→ **Rows**:
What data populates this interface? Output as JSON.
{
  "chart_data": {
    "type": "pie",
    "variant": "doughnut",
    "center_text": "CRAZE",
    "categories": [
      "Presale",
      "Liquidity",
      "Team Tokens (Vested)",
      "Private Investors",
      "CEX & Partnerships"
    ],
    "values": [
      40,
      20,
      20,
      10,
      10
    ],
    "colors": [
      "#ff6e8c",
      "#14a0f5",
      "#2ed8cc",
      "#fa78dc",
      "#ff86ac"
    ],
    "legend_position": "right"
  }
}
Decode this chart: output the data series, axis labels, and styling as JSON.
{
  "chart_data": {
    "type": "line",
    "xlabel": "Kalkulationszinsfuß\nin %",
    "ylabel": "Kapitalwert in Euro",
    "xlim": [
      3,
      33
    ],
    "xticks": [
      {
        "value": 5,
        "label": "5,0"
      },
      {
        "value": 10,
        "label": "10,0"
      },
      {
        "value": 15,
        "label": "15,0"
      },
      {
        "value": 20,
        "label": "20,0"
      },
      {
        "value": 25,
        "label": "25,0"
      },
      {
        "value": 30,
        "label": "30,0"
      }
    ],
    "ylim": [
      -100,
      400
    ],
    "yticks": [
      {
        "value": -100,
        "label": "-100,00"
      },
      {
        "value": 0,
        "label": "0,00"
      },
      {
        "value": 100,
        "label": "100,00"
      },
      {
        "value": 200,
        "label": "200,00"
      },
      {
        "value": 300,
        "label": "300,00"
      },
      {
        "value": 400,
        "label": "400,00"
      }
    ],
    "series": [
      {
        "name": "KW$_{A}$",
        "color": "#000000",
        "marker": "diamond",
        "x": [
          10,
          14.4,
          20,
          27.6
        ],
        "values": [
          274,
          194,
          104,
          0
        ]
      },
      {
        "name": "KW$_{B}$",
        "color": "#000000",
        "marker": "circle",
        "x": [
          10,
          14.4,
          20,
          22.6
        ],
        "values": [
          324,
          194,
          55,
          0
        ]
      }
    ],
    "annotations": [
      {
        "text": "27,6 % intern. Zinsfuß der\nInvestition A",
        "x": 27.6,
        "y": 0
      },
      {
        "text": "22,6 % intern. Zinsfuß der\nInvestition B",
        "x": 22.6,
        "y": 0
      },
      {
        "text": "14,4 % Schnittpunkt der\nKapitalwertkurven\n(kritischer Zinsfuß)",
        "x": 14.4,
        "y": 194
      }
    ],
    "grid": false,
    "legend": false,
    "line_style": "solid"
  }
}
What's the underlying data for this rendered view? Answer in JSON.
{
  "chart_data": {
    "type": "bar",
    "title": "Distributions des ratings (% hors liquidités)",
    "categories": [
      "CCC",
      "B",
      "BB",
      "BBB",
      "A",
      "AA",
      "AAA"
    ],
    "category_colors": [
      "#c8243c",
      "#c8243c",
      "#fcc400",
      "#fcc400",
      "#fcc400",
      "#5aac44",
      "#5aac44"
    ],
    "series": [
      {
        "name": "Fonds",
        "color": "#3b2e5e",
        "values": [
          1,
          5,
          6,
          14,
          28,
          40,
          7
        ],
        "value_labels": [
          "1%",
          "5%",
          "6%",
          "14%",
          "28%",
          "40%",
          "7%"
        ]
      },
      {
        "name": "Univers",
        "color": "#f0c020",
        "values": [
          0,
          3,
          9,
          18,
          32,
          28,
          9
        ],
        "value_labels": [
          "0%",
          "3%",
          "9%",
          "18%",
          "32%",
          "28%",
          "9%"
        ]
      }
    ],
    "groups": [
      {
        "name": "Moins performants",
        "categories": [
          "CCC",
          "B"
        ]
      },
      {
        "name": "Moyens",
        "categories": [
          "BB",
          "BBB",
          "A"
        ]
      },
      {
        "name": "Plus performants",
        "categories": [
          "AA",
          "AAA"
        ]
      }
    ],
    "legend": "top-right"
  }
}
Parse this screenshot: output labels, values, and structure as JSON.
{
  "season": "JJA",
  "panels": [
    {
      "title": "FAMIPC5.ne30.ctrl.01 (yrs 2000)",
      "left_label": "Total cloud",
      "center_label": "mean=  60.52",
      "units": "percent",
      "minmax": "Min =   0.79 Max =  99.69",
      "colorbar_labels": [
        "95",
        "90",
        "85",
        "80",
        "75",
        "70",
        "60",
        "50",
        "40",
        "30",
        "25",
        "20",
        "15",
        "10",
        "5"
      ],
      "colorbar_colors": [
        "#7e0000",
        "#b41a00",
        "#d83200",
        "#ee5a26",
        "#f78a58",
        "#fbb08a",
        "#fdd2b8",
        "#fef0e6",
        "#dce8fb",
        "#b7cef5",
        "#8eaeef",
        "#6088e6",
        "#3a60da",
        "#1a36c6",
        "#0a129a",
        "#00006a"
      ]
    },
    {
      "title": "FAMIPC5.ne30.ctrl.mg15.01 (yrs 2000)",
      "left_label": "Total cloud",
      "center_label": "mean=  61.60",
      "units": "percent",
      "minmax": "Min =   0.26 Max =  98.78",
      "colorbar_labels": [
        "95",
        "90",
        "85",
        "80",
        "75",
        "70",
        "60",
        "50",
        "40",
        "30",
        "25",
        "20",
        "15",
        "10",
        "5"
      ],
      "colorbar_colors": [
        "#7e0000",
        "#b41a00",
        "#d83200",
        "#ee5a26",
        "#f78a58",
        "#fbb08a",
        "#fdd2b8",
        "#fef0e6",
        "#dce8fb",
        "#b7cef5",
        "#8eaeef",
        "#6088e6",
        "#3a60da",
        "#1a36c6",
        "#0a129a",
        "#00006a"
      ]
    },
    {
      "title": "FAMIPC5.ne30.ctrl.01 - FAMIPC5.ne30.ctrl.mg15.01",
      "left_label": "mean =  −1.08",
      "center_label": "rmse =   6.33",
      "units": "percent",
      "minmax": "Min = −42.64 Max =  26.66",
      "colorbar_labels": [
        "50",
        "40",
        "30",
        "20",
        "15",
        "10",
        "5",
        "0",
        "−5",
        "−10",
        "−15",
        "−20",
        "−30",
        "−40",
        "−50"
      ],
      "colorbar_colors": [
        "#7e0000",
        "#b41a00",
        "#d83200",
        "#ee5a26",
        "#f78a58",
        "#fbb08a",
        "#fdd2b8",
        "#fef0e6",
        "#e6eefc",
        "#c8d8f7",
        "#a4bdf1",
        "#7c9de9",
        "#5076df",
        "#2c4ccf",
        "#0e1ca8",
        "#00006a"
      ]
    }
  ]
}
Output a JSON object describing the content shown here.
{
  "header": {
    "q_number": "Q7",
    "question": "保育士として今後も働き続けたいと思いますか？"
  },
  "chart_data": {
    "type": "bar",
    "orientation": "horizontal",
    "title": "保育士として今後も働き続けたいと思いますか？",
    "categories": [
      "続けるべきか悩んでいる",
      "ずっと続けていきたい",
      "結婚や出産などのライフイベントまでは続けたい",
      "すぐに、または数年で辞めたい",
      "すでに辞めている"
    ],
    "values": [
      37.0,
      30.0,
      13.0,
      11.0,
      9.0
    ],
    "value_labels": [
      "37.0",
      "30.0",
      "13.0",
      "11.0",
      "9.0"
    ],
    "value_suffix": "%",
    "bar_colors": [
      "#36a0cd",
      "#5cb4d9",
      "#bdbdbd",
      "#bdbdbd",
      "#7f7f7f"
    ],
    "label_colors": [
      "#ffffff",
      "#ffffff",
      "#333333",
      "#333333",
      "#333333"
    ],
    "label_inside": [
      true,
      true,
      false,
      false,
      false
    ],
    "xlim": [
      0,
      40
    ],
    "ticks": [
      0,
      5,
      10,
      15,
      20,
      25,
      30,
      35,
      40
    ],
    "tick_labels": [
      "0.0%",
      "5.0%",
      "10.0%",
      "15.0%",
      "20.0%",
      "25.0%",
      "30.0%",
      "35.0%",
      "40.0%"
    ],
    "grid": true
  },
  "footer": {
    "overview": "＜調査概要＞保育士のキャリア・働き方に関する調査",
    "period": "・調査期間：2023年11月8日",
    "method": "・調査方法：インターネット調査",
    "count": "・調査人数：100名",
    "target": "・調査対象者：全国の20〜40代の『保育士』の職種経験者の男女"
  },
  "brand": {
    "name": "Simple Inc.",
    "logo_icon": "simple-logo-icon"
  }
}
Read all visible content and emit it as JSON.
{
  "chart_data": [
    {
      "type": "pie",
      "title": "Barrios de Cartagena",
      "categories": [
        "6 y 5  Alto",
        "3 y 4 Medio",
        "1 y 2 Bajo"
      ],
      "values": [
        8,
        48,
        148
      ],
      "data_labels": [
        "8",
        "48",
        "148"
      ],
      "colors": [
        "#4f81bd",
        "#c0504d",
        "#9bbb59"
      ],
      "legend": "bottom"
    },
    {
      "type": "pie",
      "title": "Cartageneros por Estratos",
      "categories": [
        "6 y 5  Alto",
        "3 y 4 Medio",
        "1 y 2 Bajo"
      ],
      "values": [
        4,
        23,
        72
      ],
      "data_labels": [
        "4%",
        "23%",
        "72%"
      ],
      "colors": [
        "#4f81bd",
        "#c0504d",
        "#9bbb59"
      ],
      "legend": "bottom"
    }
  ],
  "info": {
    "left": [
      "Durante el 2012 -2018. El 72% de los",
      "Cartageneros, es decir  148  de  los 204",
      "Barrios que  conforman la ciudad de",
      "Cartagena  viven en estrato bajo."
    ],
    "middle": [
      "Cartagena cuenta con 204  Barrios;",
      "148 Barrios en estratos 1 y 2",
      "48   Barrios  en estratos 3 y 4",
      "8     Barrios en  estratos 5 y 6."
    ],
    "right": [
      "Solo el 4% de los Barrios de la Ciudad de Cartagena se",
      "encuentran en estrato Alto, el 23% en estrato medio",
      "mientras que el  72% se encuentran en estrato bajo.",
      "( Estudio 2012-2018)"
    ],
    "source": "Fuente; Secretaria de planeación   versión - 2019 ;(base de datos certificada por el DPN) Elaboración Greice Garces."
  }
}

→ **What the task requires**: Say only how many lines in the records carry the word "mean".

→ **Solved exercise**: 3